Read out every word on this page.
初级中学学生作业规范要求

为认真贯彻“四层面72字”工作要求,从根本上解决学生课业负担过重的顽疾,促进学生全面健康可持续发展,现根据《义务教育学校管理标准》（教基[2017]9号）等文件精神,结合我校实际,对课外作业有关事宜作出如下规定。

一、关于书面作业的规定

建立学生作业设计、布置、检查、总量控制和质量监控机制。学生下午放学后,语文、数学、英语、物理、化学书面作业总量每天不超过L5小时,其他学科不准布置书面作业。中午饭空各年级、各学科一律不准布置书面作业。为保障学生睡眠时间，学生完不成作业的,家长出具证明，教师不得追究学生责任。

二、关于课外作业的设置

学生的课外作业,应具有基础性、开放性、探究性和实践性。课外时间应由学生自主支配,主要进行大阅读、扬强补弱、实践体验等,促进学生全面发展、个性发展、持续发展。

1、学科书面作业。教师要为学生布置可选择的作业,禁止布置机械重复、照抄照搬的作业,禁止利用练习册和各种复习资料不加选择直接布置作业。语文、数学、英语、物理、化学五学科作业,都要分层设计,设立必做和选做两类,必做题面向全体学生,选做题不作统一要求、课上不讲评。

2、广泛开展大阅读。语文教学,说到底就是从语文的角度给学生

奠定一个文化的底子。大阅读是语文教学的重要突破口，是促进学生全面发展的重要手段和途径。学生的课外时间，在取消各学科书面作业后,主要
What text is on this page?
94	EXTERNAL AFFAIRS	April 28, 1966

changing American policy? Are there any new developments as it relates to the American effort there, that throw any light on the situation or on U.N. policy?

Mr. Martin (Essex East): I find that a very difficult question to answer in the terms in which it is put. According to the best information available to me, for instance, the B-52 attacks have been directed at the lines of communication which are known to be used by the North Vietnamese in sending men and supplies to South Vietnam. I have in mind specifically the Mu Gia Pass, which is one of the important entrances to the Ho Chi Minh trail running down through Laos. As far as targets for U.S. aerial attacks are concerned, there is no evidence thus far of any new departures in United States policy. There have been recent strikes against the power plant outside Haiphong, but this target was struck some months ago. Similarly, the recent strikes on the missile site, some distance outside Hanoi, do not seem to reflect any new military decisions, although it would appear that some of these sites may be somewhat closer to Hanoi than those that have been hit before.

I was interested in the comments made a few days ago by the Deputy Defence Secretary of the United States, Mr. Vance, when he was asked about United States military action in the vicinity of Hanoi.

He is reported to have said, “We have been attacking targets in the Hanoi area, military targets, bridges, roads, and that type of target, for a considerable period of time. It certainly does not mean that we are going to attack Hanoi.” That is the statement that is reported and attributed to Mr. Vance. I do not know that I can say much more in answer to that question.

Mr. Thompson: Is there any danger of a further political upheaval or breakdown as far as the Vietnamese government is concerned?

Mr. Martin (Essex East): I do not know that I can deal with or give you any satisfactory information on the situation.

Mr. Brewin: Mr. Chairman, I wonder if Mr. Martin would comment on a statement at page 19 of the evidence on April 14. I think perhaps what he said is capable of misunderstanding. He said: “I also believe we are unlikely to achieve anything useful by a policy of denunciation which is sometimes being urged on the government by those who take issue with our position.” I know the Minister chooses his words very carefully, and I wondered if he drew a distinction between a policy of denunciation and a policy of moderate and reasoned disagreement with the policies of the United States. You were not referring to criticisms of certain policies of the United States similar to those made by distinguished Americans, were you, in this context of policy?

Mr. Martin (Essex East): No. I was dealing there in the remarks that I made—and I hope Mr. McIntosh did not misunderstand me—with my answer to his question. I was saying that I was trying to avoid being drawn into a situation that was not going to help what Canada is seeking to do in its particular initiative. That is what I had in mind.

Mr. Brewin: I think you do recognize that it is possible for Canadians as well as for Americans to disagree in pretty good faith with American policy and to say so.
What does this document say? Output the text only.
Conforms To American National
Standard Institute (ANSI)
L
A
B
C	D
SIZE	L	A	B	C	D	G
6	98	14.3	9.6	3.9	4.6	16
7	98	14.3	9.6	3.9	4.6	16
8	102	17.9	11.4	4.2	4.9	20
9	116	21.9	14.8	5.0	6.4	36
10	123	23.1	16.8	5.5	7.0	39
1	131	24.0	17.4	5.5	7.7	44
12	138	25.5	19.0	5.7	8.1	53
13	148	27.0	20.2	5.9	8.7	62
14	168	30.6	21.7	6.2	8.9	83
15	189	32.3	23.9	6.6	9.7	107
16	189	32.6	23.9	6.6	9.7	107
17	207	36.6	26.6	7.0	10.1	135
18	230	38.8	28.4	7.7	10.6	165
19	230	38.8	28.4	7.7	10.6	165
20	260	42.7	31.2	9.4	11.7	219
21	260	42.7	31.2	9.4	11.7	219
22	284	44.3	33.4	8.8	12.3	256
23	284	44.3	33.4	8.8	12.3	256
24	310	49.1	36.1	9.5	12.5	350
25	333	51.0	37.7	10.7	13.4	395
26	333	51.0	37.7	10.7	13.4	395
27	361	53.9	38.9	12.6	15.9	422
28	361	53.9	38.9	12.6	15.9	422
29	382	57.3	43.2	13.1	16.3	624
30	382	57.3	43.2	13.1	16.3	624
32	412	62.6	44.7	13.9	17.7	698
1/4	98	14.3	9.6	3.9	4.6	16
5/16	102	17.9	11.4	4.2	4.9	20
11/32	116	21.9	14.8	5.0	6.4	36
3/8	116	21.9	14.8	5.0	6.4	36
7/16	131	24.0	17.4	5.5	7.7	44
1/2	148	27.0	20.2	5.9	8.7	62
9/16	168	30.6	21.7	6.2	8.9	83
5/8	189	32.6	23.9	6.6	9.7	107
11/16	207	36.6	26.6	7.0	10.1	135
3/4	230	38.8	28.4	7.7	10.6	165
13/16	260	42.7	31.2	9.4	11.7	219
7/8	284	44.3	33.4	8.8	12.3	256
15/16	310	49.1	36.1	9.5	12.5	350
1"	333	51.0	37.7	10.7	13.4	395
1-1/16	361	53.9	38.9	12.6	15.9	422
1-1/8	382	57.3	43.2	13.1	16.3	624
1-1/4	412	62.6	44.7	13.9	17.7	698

-------

▶ _Given exercise_
Find each line holding the string "think" and copy it out.

▶ _Exercise answer_
Mr. Brewin: Mr. Chairman, I wonder if Mr. Martin would comment on a statement at page 19 of the evidence on April 14. I think perhaps what he said is capable of misunderstanding. He said: “I also believe we are unlikely to achieve anything useful by a policy of denunciation which is sometimes being urged on the government by those who take issue with our position.” I know the Minister chooses his words very carefully, and I wondered if he drew a distinction between a policy of denunciation and a policy of moderate and reasoned disagreement with the policies of the United States. You were not referring to criticisms of certain policies of the United States similar to those made by distinguished Americans, were you, in this context of policy?
Mr. Brewin: I think you do recognize that it is possible for Canadians as well as for Americans to disagree in pretty good faith with American policy and to say so.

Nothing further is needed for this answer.